◆ Exercise text ◆

This is our Solution Accelerator for fine-grained forecasting at scale. In this demo, we use a publicly available data set to generate a forecast for a series of 500 store and item combinations. We take our time to review the data in this publicly available data set, to understand the basic temporal patterns that are within it as part of any good forecasting exercise. We then get to work on building a forecast. Here you’re seeing how we might build a forecast for one store and one product combination. We’re using Facebook Prophet, but in no way are we saying that’s the only way to do this. The key point to understand here is the basic approach that you would use for building a forecast. So if you’re a data scientist and take a look at this, you should quickly understand how we’re approaching this problem using standard open-source libraries and capabilities such as pandas DataFrames. Once you’re comfortable with this, and you’ve generated your first forecast, we can then examine how to scale this, and it’s very simple.
This is what we do: We’re going to take that same logic that we saw before, and we’re going to wrap it inside of a function — you’re seeing that function definition here. Once it’s encapsulated in a function, we can then take advantage of the Databricks platform to read all of our historical data, and group that data by each store and item combination. In effect, each store and item becomes its own individual partition of data that’s now distributed across our cluster. If we want to tackle these 500 store and item combinations using four workers, then the 500 store-item combinations are distributed across the four worker computers inside of our cluster. If we want to be more aggressive and tackle it with 10 workers or 20 workers, or 100 workers, this same code automatically distributes this work across those workers, allowing them to do the work in parallel.

◆ Problem A ◆
In the forecasting demo, how many store and item combinations does the forecast cover?
◆ Problem B ◆
Rewrite the paragraph of the forecasting demo that begins "This is what we do:" as a short list of its main points.
The listing plays no part in this work.

◆ Recorded information ◆

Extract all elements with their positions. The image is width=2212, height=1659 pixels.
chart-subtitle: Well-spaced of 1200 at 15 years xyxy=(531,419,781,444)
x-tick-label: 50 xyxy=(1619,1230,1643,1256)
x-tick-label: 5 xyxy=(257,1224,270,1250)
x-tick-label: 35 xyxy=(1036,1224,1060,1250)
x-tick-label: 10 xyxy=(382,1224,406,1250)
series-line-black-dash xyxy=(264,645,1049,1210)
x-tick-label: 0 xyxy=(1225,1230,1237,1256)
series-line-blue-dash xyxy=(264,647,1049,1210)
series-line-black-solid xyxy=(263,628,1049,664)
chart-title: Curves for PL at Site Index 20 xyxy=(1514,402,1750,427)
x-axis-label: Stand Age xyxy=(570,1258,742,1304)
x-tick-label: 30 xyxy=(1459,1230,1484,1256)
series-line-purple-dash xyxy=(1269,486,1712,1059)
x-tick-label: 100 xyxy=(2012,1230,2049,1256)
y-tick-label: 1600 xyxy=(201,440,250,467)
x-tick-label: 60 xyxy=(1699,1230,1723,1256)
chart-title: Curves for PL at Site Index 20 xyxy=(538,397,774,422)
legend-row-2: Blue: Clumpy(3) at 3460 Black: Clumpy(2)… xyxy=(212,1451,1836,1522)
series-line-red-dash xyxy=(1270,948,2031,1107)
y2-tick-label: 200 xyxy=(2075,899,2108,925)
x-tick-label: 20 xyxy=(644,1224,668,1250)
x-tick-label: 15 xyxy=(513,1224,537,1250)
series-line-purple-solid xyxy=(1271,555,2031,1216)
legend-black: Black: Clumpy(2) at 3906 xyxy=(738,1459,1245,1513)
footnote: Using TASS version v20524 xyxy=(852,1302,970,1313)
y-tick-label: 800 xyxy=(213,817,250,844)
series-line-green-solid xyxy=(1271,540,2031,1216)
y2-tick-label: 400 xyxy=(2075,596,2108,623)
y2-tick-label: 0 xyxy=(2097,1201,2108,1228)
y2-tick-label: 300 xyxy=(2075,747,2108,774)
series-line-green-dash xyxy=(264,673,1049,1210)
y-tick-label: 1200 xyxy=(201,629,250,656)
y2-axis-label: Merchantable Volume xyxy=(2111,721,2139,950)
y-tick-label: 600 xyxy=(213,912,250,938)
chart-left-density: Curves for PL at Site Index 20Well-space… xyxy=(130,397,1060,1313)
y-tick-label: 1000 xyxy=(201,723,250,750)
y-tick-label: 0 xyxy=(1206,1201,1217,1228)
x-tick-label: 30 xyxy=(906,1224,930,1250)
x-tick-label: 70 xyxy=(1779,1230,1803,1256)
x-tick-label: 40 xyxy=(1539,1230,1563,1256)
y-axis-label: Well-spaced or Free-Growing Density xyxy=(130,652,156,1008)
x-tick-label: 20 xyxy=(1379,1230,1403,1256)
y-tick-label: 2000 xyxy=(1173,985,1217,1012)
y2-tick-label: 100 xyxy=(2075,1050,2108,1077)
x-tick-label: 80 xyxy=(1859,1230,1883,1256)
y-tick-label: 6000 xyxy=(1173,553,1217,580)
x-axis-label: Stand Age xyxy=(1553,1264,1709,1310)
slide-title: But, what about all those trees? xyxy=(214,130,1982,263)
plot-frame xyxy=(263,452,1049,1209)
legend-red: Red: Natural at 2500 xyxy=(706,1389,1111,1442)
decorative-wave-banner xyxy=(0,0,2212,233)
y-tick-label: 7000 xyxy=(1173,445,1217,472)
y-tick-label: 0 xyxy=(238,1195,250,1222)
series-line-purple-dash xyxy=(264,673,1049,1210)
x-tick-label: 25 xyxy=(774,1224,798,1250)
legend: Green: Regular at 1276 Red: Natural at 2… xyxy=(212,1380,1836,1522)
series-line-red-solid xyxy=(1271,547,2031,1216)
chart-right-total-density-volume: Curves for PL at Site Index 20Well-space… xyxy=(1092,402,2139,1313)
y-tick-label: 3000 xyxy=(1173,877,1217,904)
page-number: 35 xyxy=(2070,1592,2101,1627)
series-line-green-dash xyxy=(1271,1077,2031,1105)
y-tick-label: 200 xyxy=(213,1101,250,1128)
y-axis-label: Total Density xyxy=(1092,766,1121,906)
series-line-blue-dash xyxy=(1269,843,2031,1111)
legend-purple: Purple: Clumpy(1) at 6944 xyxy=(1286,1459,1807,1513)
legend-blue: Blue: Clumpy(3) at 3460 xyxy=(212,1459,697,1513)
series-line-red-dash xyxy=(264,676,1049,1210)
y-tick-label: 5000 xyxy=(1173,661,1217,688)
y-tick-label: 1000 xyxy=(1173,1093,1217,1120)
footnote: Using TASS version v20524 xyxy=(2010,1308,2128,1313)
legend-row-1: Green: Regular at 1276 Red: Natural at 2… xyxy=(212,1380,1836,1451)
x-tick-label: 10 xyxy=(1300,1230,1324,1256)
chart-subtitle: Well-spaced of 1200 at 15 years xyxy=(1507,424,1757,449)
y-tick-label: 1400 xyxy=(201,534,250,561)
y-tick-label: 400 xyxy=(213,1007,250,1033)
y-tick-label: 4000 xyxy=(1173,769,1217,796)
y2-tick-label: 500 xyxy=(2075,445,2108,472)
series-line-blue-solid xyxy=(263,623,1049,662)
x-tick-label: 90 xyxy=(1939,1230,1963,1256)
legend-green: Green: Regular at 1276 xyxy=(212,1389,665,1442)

◆ Task answer A ◆
500 store and item combinations.

◆ Task answer B ◆
- The same forecasting logic is wrapped inside a function.
- The Databricks platform then reads all the historical data and groups it by store and item combination.
- Each store and item becomes its own partition of data, distributed across the cluster.
- With four workers, the 500 store-item combinations are spread across those four worker computers.
- With 10, 20 or 100 workers, the same code automatically distributes the work across them so they can do it in parallel.